→ DOCUMENT PASSAGE
● ● ● ● ● ● ●

Project Description: 

Political science scholarship on climate change mitigation has shifted focus significantly in the past five years. While previous scholarship emphasized anthropogenic warming as a collective action problem between nation-states, "the comparative turn" within climate politics has drawn attention to the ways distributive politics within countries determines the pace and kind of decarbonization pursued. 

This project pursues the comparative turn by documenting the institutions that create and sustain climate policy. It is motivated by the insight that "policies make a politics"—that is, domestic political institutions and the policies they produce structure the landscape of politics, and are therefore worth consideration of the first order. Following Hacker and Pierson (2014), we define policy structures as a joint product of policymaking institutions and policies themselves. How decentralized a country's electricity governance is, for example, may influence coordination problems between jurisdictions that make renewable energy grid penetration more or less difficult.

● ● ● ● ● ● ●

→ LISTED ENTRIES
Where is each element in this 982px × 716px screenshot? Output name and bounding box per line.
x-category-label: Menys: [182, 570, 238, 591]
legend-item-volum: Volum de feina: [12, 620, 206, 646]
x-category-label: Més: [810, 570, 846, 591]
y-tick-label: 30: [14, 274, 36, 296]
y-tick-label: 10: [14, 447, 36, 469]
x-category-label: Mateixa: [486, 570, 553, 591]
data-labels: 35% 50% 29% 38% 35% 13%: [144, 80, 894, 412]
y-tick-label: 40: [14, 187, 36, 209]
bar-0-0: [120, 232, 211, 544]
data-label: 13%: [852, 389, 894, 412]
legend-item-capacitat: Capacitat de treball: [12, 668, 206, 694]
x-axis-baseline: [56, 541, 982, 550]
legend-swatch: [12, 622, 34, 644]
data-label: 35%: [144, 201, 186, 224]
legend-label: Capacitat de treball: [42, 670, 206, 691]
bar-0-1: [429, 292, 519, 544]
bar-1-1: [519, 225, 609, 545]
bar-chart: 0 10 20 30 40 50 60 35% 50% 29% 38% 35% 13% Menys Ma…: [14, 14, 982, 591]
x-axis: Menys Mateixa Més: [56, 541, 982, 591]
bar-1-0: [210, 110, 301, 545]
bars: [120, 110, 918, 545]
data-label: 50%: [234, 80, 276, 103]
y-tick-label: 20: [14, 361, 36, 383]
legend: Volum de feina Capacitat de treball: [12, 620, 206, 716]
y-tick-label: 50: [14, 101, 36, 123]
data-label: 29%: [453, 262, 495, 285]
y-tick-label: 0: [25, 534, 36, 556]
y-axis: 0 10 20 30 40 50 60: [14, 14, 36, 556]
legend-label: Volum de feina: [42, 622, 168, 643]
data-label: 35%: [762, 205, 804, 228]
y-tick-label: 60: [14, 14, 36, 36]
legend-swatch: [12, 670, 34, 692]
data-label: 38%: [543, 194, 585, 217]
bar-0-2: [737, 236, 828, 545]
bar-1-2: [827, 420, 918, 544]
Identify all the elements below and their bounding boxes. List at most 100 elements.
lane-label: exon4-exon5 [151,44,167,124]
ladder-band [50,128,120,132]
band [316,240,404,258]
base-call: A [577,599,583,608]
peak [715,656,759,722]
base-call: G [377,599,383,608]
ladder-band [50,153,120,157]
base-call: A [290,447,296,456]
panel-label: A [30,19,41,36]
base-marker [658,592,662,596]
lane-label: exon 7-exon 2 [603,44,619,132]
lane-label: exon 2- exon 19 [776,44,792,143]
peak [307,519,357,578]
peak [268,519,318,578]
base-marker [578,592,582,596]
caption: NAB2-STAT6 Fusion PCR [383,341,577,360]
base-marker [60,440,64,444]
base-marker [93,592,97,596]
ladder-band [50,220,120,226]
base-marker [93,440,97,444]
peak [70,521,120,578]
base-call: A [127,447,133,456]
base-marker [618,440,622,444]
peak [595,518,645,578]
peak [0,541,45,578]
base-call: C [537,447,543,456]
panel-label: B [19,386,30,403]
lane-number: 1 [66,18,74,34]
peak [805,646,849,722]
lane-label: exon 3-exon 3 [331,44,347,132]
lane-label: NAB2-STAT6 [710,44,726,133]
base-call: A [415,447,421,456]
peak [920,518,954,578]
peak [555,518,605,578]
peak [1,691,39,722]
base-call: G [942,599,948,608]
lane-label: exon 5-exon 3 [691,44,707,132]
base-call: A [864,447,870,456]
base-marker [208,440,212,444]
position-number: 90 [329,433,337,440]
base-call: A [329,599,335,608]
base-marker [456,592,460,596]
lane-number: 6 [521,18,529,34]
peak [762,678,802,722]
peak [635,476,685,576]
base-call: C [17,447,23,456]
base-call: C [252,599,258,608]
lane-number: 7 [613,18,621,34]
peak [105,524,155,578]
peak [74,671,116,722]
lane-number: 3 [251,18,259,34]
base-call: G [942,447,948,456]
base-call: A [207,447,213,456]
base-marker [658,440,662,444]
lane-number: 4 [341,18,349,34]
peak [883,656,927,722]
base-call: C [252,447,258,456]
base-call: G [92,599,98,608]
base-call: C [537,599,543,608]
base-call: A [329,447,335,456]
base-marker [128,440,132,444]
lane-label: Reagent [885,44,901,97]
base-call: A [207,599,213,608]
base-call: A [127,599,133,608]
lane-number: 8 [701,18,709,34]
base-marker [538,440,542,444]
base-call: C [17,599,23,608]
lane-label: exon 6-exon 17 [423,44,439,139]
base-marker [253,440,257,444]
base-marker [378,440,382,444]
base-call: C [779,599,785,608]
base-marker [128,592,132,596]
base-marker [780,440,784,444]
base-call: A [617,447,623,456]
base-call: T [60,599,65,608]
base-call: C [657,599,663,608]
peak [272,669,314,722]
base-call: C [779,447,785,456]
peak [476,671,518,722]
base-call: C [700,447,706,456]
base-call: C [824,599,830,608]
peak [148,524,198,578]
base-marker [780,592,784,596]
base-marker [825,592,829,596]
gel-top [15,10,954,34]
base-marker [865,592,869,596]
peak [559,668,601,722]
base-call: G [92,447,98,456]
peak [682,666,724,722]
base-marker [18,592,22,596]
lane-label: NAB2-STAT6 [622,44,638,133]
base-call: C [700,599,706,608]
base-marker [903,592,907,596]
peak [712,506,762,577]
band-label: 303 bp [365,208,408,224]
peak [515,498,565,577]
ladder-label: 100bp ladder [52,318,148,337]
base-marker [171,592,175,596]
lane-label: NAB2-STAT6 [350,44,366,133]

● ● ● ● ● ● ●

→ WHAT YOU WILL DO
**1.** List every line in the records that contains the word "bounding".
**2.** Continue the project description on climate policy from where it stops.

→ RESPONSES FOR EACH TASK
**1.**
Where is each element in this 982px × 716px screenshot? Output name and bounding box per line.
Identify all the elements below and their bounding boxes. List at most 100 elements.

**2.**
Our approach formulates ten (10) such dimensions of policy structures, and seeks to describe the climate policy structures of the largest forty (40) emitting national economies around the world. Research participants will contribute to the project by writing scholarly memos characterizing each country according to the ten dimensions, drawing upon existing case studies, government websites, and archive materials to do so. We will then employ these memos in an fsQCA analysis to determine the degree to which countries "cluster" around certain bundles of institutional attributes, and to assess the complementarities between different kinds of institutions.

By developing a comprehensive and descriptive understanding of climate policy structures, our research project will lay the groundwork for future scholarship on the interplay between institutions, interests, and ideas. In doing so, it will help us better understand the political obstacles to reducing carbon emissions, and ways through which they might be overcome. To this end, it is anticipated that this research may be included in an upcoming IPCC report which focuses on the challenges and opportunities of within-country climate change mitigation efforts.

Department: 
ESPM
Undergraduate's Role: 

The undergraduate's role will be to help collect and code data on institutions of climate goverance in countries around the world. This will entail a number of activities, including but not limited to:

Historical and archival research, literature review writing, database navigation, political analysis, bibliography management, interviews of relevant actors in the field, translation of documents (as required).

Undergraduate's Qualifications: 

An interest in the subject matter and an ability to gather and synthesize the findings of academic work is required. Background in political science is useful but not necessary. Please state your foreign language skills in the body of your application.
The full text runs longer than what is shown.